PROBLEM TO WORK ON — Lift every line from the entries that includes the word "течение".

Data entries

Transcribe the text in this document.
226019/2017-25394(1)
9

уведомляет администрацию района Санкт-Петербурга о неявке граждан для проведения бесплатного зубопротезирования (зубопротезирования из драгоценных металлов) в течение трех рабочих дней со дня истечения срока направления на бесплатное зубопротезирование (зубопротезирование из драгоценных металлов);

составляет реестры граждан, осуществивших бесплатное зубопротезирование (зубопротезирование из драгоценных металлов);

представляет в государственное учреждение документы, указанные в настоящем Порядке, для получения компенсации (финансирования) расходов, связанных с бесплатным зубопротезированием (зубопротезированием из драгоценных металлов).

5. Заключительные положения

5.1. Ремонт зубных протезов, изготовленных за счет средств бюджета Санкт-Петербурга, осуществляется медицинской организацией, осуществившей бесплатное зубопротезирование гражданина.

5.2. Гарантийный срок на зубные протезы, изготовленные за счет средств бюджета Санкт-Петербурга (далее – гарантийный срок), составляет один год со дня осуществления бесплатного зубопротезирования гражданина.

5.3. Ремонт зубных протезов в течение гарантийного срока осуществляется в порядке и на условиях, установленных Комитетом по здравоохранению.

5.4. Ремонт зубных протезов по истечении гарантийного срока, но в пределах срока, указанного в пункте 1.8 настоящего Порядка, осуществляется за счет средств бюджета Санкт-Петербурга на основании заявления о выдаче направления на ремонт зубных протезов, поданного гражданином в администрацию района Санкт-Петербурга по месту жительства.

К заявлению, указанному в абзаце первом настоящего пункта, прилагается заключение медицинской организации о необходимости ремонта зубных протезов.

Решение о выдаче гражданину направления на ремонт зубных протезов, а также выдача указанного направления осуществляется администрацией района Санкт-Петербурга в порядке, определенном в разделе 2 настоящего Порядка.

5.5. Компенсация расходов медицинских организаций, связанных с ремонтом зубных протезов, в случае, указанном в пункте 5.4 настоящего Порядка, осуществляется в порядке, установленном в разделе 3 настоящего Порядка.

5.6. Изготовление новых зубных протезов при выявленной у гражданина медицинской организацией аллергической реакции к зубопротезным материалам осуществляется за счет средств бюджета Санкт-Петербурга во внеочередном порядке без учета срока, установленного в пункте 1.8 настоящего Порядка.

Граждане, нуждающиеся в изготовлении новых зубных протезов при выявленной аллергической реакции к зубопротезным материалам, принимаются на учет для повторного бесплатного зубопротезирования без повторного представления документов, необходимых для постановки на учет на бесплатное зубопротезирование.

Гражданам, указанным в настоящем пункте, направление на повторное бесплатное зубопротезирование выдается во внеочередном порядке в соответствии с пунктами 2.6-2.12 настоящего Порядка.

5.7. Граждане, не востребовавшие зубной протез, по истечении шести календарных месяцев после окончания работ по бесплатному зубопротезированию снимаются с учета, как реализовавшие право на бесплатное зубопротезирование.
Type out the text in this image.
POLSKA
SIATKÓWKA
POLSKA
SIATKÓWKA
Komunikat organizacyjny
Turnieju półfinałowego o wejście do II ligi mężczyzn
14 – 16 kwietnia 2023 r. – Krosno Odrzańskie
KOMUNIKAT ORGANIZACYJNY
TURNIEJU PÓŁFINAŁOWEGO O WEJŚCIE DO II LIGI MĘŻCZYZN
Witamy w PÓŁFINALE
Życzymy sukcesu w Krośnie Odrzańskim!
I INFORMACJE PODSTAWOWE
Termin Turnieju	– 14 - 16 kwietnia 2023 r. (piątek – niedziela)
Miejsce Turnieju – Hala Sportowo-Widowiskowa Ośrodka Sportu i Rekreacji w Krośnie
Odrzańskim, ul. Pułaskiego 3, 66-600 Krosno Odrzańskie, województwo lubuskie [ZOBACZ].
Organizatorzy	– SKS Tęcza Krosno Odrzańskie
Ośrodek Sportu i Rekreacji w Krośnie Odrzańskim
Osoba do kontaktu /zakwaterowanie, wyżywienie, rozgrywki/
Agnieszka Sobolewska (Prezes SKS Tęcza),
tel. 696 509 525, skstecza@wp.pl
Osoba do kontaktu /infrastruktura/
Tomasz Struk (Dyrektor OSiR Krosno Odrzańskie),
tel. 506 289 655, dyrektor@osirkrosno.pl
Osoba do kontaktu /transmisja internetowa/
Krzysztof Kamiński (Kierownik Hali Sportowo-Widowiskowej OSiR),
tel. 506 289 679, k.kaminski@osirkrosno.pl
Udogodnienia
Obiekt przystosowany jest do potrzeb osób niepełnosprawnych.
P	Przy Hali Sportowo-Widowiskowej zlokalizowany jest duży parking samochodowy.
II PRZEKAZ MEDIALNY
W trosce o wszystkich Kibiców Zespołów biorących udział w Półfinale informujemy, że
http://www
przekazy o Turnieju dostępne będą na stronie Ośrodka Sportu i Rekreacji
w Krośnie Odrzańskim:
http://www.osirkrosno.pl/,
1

ANSWER TO THE EXERCISE —
уведомляет администрацию района Санкт-Петербурга о неявке граждан для проведения бесплатного зубопротезирования (зубопротезирования из драгоценных металлов) в течение трех рабочих дней со дня истечения срока направления на бесплатное зубопротезирование (зубопротезирование из драгоценных металлов);
5.3. Ремонт зубных протезов в течение гарантийного срока осуществляется в порядке и на условиях, установленных Комитетом по здравоохранению.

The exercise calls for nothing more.